BEGIN Records
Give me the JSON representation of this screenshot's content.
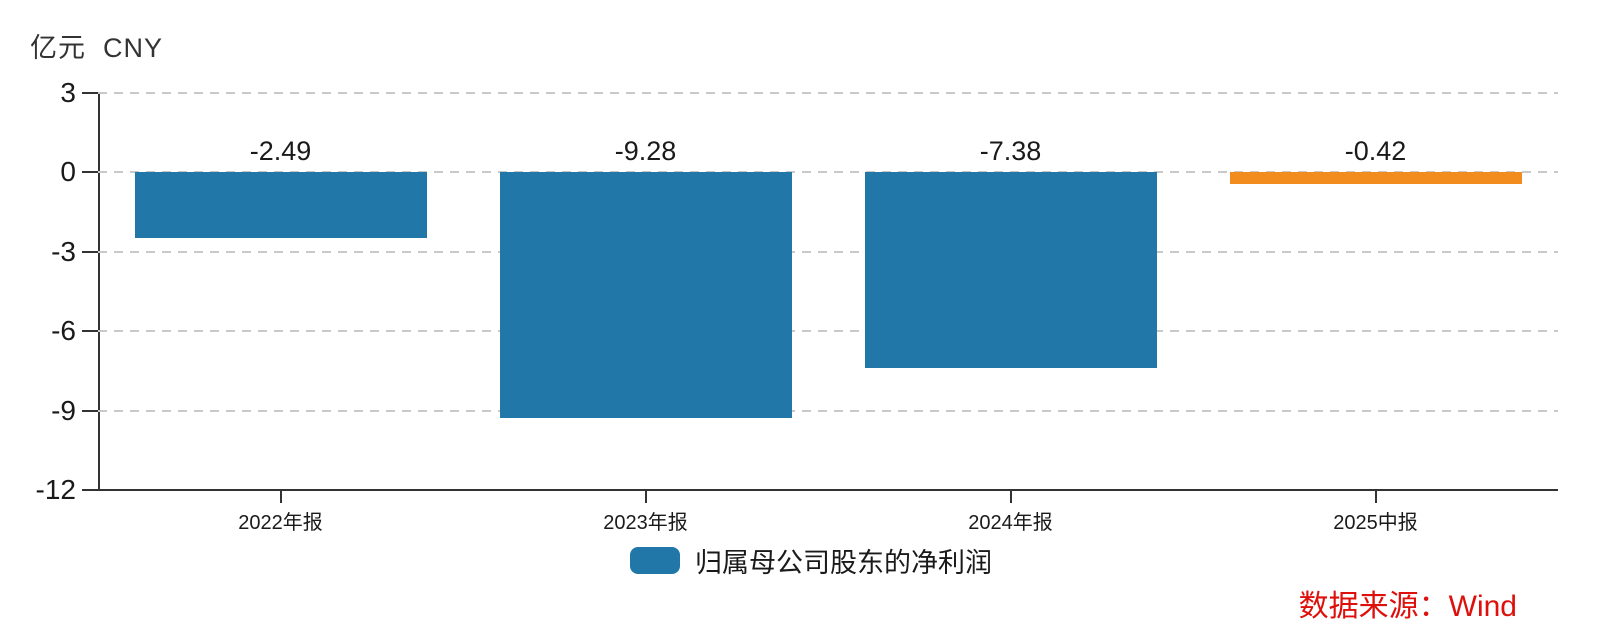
{
  "header": {
    "unit_label": "亿元  CNY"
  },
  "chart_data": {
    "type": "bar",
    "title": "",
    "categories": [
      "2022年报",
      "2023年报",
      "2024年报",
      "2025中报"
    ],
    "values": [
      -2.49,
      -9.28,
      -7.38,
      -0.42
    ],
    "value_labels": [
      "-2.49",
      "-9.28",
      "-7.38",
      "-0.42"
    ],
    "series_name": "归属母公司股东的净利润",
    "ylabel": "亿元 CNY",
    "ylim": [
      -12,
      3
    ],
    "yticks": [
      3,
      0,
      -3,
      -6,
      -9,
      -12
    ],
    "grid": "horizontal dashed gridlines at each y tick",
    "legend_position": "bottom center",
    "bar_colors": [
      "#2178A8",
      "#2178A8",
      "#2178A8",
      "#F28C1E"
    ]
  },
  "legend": {
    "label": "归属母公司股东的净利润",
    "swatch_color": "#2178A8"
  },
  "source": {
    "label": "数据来源：Wind",
    "color": "#DD100C"
  },
  "colors": {
    "bar_blue": "#2178A8",
    "bar_orange": "#F28C1E",
    "gridline": "#C9C9C9",
    "axis": "#333333",
    "text": "#1A1A1A"
  }
}
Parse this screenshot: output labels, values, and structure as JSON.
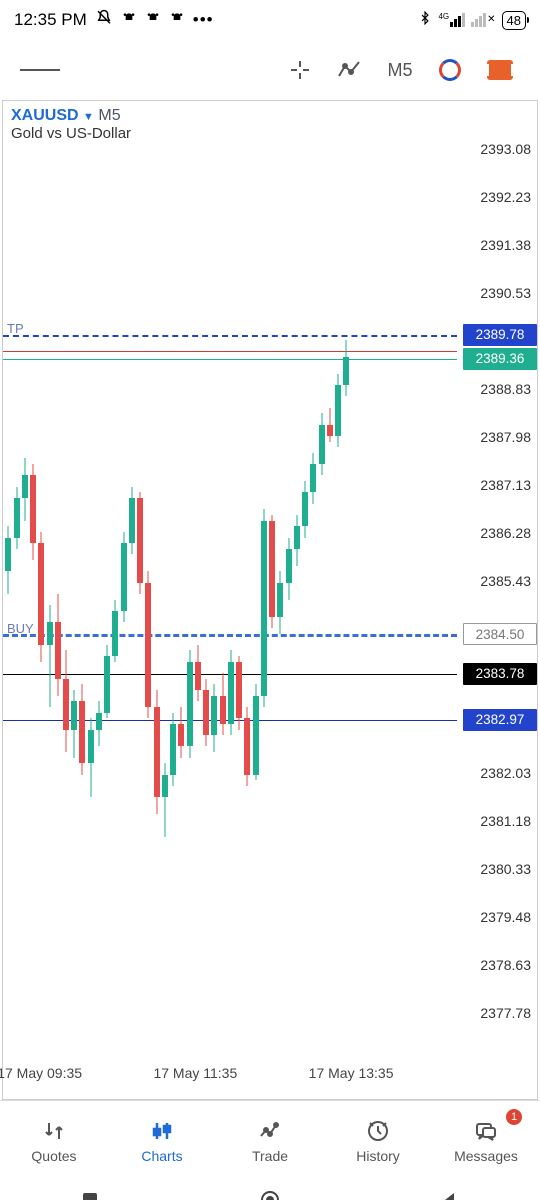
{
  "status": {
    "time": "12:35 PM",
    "battery": "48",
    "net": "4G"
  },
  "toolbar": {
    "timeframe": "M5"
  },
  "chart": {
    "symbol": "XAUUSD",
    "tf": "M5",
    "desc": "Gold vs US-Dollar",
    "y_min": 2376.93,
    "y_max": 2393.93,
    "y_ticks": [
      2393.08,
      2392.23,
      2391.38,
      2390.53,
      2388.83,
      2387.98,
      2387.13,
      2386.28,
      2385.43,
      2383.78,
      2382.03,
      2381.18,
      2380.33,
      2379.48,
      2378.63,
      2377.78
    ],
    "price_labels": [
      {
        "v": 2389.78,
        "bg": "#2244cc",
        "fg": "#ffffff"
      },
      {
        "v": 2389.36,
        "bg": "#1fae8f",
        "fg": "#ffffff"
      },
      {
        "v": 2384.5,
        "bg": "#ffffff",
        "fg": "#777777",
        "border": "#999999"
      },
      {
        "v": 2383.78,
        "bg": "#000000",
        "fg": "#ffffff"
      },
      {
        "v": 2382.97,
        "bg": "#2244cc",
        "fg": "#ffffff"
      }
    ],
    "hlines": [
      {
        "v": 2389.78,
        "color": "#2244cc",
        "style": "dashed",
        "label": "TP"
      },
      {
        "v": 2389.5,
        "color": "#d13b3b",
        "style": "solid"
      },
      {
        "v": 2389.36,
        "color": "#1fae8f",
        "style": "solid"
      },
      {
        "v": 2384.5,
        "color": "#3a6fd8",
        "style": "dashed",
        "label": "BUY 1",
        "thick": true
      },
      {
        "v": 2383.78,
        "color": "#000000",
        "style": "solid"
      },
      {
        "v": 2382.97,
        "color": "#1a2fb0",
        "style": "solid"
      }
    ],
    "x_ticks": [
      {
        "t": 0.08,
        "label": "17 May 09:35"
      },
      {
        "t": 0.42,
        "label": "17 May 11:35"
      },
      {
        "t": 0.76,
        "label": "17 May 13:35"
      }
    ],
    "colors": {
      "up": "#1fae8f",
      "down": "#e44b4b"
    },
    "candles": [
      {
        "t": 0.005,
        "o": 2385.6,
        "h": 2386.4,
        "l": 2385.2,
        "c": 2386.2
      },
      {
        "t": 0.023,
        "o": 2386.2,
        "h": 2387.1,
        "l": 2386.0,
        "c": 2386.9
      },
      {
        "t": 0.041,
        "o": 2386.9,
        "h": 2387.6,
        "l": 2386.5,
        "c": 2387.3
      },
      {
        "t": 0.059,
        "o": 2387.3,
        "h": 2387.5,
        "l": 2385.8,
        "c": 2386.1
      },
      {
        "t": 0.077,
        "o": 2386.1,
        "h": 2386.3,
        "l": 2384.0,
        "c": 2384.3
      },
      {
        "t": 0.095,
        "o": 2384.3,
        "h": 2385.0,
        "l": 2383.2,
        "c": 2384.7
      },
      {
        "t": 0.113,
        "o": 2384.7,
        "h": 2385.2,
        "l": 2383.4,
        "c": 2383.7
      },
      {
        "t": 0.131,
        "o": 2383.7,
        "h": 2384.2,
        "l": 2382.4,
        "c": 2382.8
      },
      {
        "t": 0.149,
        "o": 2382.8,
        "h": 2383.5,
        "l": 2382.3,
        "c": 2383.3
      },
      {
        "t": 0.167,
        "o": 2383.3,
        "h": 2383.6,
        "l": 2382.0,
        "c": 2382.2
      },
      {
        "t": 0.185,
        "o": 2382.2,
        "h": 2383.0,
        "l": 2381.6,
        "c": 2382.8
      },
      {
        "t": 0.203,
        "o": 2382.8,
        "h": 2383.3,
        "l": 2382.5,
        "c": 2383.1
      },
      {
        "t": 0.221,
        "o": 2383.1,
        "h": 2384.3,
        "l": 2383.0,
        "c": 2384.1
      },
      {
        "t": 0.239,
        "o": 2384.1,
        "h": 2385.1,
        "l": 2384.0,
        "c": 2384.9
      },
      {
        "t": 0.257,
        "o": 2384.9,
        "h": 2386.3,
        "l": 2384.7,
        "c": 2386.1
      },
      {
        "t": 0.275,
        "o": 2386.1,
        "h": 2387.1,
        "l": 2385.9,
        "c": 2386.9
      },
      {
        "t": 0.293,
        "o": 2386.9,
        "h": 2387.0,
        "l": 2385.2,
        "c": 2385.4
      },
      {
        "t": 0.311,
        "o": 2385.4,
        "h": 2385.6,
        "l": 2383.0,
        "c": 2383.2
      },
      {
        "t": 0.329,
        "o": 2383.2,
        "h": 2383.5,
        "l": 2381.3,
        "c": 2381.6
      },
      {
        "t": 0.347,
        "o": 2381.6,
        "h": 2382.2,
        "l": 2380.9,
        "c": 2382.0
      },
      {
        "t": 0.365,
        "o": 2382.0,
        "h": 2383.1,
        "l": 2381.8,
        "c": 2382.9
      },
      {
        "t": 0.383,
        "o": 2382.9,
        "h": 2383.2,
        "l": 2382.3,
        "c": 2382.5
      },
      {
        "t": 0.401,
        "o": 2382.5,
        "h": 2384.2,
        "l": 2382.3,
        "c": 2384.0
      },
      {
        "t": 0.419,
        "o": 2384.0,
        "h": 2384.3,
        "l": 2383.3,
        "c": 2383.5
      },
      {
        "t": 0.437,
        "o": 2383.5,
        "h": 2383.7,
        "l": 2382.5,
        "c": 2382.7
      },
      {
        "t": 0.455,
        "o": 2382.7,
        "h": 2383.6,
        "l": 2382.4,
        "c": 2383.4
      },
      {
        "t": 0.473,
        "o": 2383.4,
        "h": 2383.8,
        "l": 2382.7,
        "c": 2382.9
      },
      {
        "t": 0.491,
        "o": 2382.9,
        "h": 2384.2,
        "l": 2382.7,
        "c": 2384.0
      },
      {
        "t": 0.509,
        "o": 2384.0,
        "h": 2384.1,
        "l": 2382.8,
        "c": 2383.0
      },
      {
        "t": 0.527,
        "o": 2383.0,
        "h": 2383.2,
        "l": 2381.8,
        "c": 2382.0
      },
      {
        "t": 0.545,
        "o": 2382.0,
        "h": 2383.6,
        "l": 2381.9,
        "c": 2383.4
      },
      {
        "t": 0.563,
        "o": 2383.4,
        "h": 2386.7,
        "l": 2383.2,
        "c": 2386.5
      },
      {
        "t": 0.581,
        "o": 2386.5,
        "h": 2386.6,
        "l": 2384.6,
        "c": 2384.8
      },
      {
        "t": 0.599,
        "o": 2384.8,
        "h": 2385.6,
        "l": 2384.5,
        "c": 2385.4
      },
      {
        "t": 0.617,
        "o": 2385.4,
        "h": 2386.2,
        "l": 2385.1,
        "c": 2386.0
      },
      {
        "t": 0.635,
        "o": 2386.0,
        "h": 2386.6,
        "l": 2385.7,
        "c": 2386.4
      },
      {
        "t": 0.653,
        "o": 2386.4,
        "h": 2387.2,
        "l": 2386.2,
        "c": 2387.0
      },
      {
        "t": 0.671,
        "o": 2387.0,
        "h": 2387.7,
        "l": 2386.8,
        "c": 2387.5
      },
      {
        "t": 0.689,
        "o": 2387.5,
        "h": 2388.4,
        "l": 2387.3,
        "c": 2388.2
      },
      {
        "t": 0.707,
        "o": 2388.2,
        "h": 2388.5,
        "l": 2387.9,
        "c": 2388.0
      },
      {
        "t": 0.725,
        "o": 2388.0,
        "h": 2389.1,
        "l": 2387.8,
        "c": 2388.9
      },
      {
        "t": 0.743,
        "o": 2388.9,
        "h": 2389.7,
        "l": 2388.7,
        "c": 2389.4
      }
    ]
  },
  "nav": {
    "items": [
      {
        "label": "Quotes"
      },
      {
        "label": "Charts"
      },
      {
        "label": "Trade"
      },
      {
        "label": "History"
      },
      {
        "label": "Messages",
        "badge": "1"
      }
    ],
    "active": 1
  }
}
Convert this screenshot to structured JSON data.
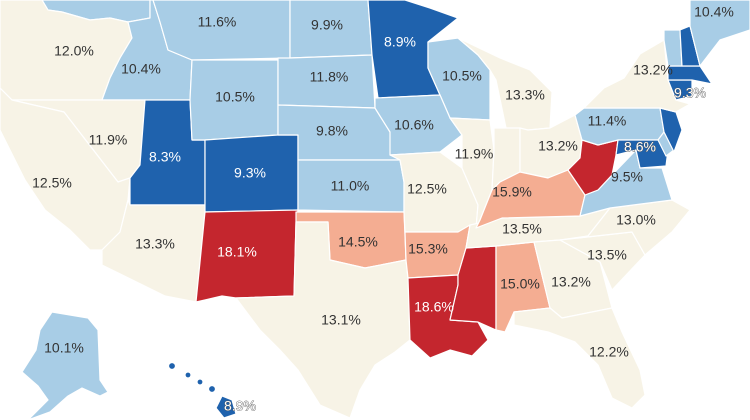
{
  "colors": {
    "tan": "#f7f3e6",
    "light_blue": "#a8cde6",
    "dark_blue": "#1f62ad",
    "light_red": "#f4ad92",
    "dark_red": "#c4262e"
  },
  "states": [
    {
      "id": "montana",
      "category": "light_blue",
      "label": "11.6%"
    },
    {
      "id": "north-dakota",
      "category": "light_blue",
      "label": "9.9%"
    },
    {
      "id": "minnesota",
      "category": "dark_blue",
      "label": "8.9%"
    },
    {
      "id": "washington",
      "category": "light_blue",
      "label": ""
    },
    {
      "id": "oregon",
      "category": "tan",
      "label": "12.0%"
    },
    {
      "id": "idaho",
      "category": "light_blue",
      "label": "10.4%"
    },
    {
      "id": "wyoming",
      "category": "light_blue",
      "label": "10.5%"
    },
    {
      "id": "south-dakota",
      "category": "light_blue",
      "label": "11.8%"
    },
    {
      "id": "wisconsin",
      "category": "light_blue",
      "label": "10.5%"
    },
    {
      "id": "michigan",
      "category": "tan",
      "label": "13.3%"
    },
    {
      "id": "nevada",
      "category": "tan",
      "label": "11.9%"
    },
    {
      "id": "california",
      "category": "tan",
      "label": "12.5%"
    },
    {
      "id": "utah",
      "category": "dark_blue",
      "label": "8.3%"
    },
    {
      "id": "colorado",
      "category": "dark_blue",
      "label": "9.3%"
    },
    {
      "id": "nebraska",
      "category": "light_blue",
      "label": "9.8%"
    },
    {
      "id": "iowa",
      "category": "light_blue",
      "label": "10.6%"
    },
    {
      "id": "illinois",
      "category": "tan",
      "label": "11.9%"
    },
    {
      "id": "kansas",
      "category": "light_blue",
      "label": "11.0%"
    },
    {
      "id": "missouri",
      "category": "tan",
      "label": "12.5%"
    },
    {
      "id": "indiana",
      "category": "tan",
      "label": ""
    },
    {
      "id": "ohio",
      "category": "tan",
      "label": "13.2%"
    },
    {
      "id": "arizona",
      "category": "tan",
      "label": "13.3%"
    },
    {
      "id": "new-mexico",
      "category": "dark_red",
      "label": "18.1%"
    },
    {
      "id": "oklahoma",
      "category": "light_red",
      "label": "14.5%"
    },
    {
      "id": "texas",
      "category": "tan",
      "label": "13.1%"
    },
    {
      "id": "arkansas",
      "category": "light_red",
      "label": "15.3%"
    },
    {
      "id": "louisiana",
      "category": "dark_red",
      "label": "18.6%"
    },
    {
      "id": "mississippi",
      "category": "dark_red",
      "label": ""
    },
    {
      "id": "alabama",
      "category": "light_red",
      "label": "15.0%"
    },
    {
      "id": "georgia",
      "category": "tan",
      "label": "13.2%"
    },
    {
      "id": "florida",
      "category": "tan",
      "label": "12.2%"
    },
    {
      "id": "tennessee",
      "category": "tan",
      "label": "13.5%"
    },
    {
      "id": "kentucky",
      "category": "light_red",
      "label": "15.9%"
    },
    {
      "id": "west-virginia",
      "category": "dark_red",
      "label": ""
    },
    {
      "id": "virginia",
      "category": "light_blue",
      "label": "9.5%"
    },
    {
      "id": "north-carolina",
      "category": "tan",
      "label": "13.0%"
    },
    {
      "id": "south-carolina",
      "category": "tan",
      "label": "13.5%"
    },
    {
      "id": "pennsylvania",
      "category": "light_blue",
      "label": "11.4%"
    },
    {
      "id": "new-york",
      "category": "tan",
      "label": "13.2%"
    },
    {
      "id": "maryland",
      "category": "dark_blue",
      "label": "8.6%"
    },
    {
      "id": "delaware",
      "category": "light_blue",
      "label": ""
    },
    {
      "id": "new-jersey",
      "category": "dark_blue",
      "label": ""
    },
    {
      "id": "vermont",
      "category": "light_blue",
      "label": ""
    },
    {
      "id": "new-hampshire",
      "category": "dark_blue",
      "label": ""
    },
    {
      "id": "massachusetts",
      "category": "dark_blue",
      "label": "9.3%"
    },
    {
      "id": "connecticut",
      "category": "dark_blue",
      "label": ""
    },
    {
      "id": "maine",
      "category": "light_blue",
      "label": "10.4%"
    },
    {
      "id": "alaska",
      "category": "light_blue",
      "label": "10.1%"
    },
    {
      "id": "hawaii",
      "category": "dark_blue",
      "label": "8.9%"
    }
  ]
}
END Records
■ Work to do
Show all lines above holding "this".

■ Exercise result
Give me the JSON representation of this screenshot's content.
Parse this screenshot: output labels, values, and structure as JSON.
Convert this screenshot to structured JSON data.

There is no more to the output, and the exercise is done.